# THE RECORDS start
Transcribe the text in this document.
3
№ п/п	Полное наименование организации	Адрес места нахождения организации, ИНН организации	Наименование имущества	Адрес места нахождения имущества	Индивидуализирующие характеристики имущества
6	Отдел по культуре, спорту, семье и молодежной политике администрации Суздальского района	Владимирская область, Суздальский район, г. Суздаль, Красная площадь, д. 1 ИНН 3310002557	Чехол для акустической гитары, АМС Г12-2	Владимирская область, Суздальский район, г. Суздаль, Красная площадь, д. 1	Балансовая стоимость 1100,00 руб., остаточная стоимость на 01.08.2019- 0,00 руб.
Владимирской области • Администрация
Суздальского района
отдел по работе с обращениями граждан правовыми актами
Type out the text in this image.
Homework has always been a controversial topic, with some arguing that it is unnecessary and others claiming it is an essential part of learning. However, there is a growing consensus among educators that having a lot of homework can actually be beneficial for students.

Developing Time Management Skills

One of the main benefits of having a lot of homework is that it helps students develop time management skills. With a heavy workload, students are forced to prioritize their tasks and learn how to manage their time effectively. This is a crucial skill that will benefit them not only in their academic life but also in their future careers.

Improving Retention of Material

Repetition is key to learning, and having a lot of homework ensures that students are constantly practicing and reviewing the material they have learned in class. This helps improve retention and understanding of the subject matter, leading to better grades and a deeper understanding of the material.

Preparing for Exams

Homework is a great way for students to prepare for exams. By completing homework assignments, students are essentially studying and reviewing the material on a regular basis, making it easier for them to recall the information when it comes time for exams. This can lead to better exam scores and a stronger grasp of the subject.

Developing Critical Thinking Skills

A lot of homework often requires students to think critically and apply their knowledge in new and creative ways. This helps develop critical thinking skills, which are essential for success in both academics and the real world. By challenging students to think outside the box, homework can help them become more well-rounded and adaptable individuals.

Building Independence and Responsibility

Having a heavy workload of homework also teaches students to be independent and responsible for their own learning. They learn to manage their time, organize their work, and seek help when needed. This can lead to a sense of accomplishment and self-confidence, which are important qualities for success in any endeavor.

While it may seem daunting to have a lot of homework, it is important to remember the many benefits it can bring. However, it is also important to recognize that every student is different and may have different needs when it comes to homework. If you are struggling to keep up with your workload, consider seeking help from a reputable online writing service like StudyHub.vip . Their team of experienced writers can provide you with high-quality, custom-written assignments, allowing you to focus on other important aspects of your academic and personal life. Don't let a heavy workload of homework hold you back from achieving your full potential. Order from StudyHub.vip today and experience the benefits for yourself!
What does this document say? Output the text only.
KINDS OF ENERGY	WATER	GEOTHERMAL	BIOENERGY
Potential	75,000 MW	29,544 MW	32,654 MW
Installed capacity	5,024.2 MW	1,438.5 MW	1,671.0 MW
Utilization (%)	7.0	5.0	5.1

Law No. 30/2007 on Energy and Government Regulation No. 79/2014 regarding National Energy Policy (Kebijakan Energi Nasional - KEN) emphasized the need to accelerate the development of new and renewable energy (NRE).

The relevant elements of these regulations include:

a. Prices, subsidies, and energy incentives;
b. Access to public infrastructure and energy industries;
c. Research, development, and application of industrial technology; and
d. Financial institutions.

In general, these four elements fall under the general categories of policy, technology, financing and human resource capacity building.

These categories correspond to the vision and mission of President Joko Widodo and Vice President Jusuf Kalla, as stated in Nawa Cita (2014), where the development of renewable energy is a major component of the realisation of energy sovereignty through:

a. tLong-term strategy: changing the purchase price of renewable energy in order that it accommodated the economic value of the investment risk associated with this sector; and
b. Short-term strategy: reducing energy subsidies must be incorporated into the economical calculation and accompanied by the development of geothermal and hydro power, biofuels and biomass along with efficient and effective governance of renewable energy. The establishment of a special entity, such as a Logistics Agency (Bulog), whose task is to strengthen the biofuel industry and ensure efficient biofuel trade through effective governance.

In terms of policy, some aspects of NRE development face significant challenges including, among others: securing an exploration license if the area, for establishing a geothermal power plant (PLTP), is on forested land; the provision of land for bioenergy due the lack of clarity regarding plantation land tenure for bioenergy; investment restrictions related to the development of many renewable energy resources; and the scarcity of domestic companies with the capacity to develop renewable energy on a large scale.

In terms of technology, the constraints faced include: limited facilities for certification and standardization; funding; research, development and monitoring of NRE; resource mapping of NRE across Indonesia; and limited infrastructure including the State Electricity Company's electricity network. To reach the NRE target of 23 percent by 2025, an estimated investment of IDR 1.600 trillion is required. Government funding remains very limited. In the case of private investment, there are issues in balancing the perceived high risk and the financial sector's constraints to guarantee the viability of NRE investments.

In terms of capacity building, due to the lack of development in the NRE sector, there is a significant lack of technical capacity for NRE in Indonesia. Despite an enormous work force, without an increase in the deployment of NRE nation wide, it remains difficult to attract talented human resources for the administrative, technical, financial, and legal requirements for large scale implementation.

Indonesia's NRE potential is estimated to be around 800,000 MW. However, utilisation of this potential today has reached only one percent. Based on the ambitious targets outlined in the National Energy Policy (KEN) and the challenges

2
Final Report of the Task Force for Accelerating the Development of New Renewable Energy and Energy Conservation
# THE RECORDS end
• [BRIEF]
Pick out the lines containing the string "document" and show them.

• [COMPLETED EXERCISE]
Transcribe the text in this document.
What does this document say? Output the text only.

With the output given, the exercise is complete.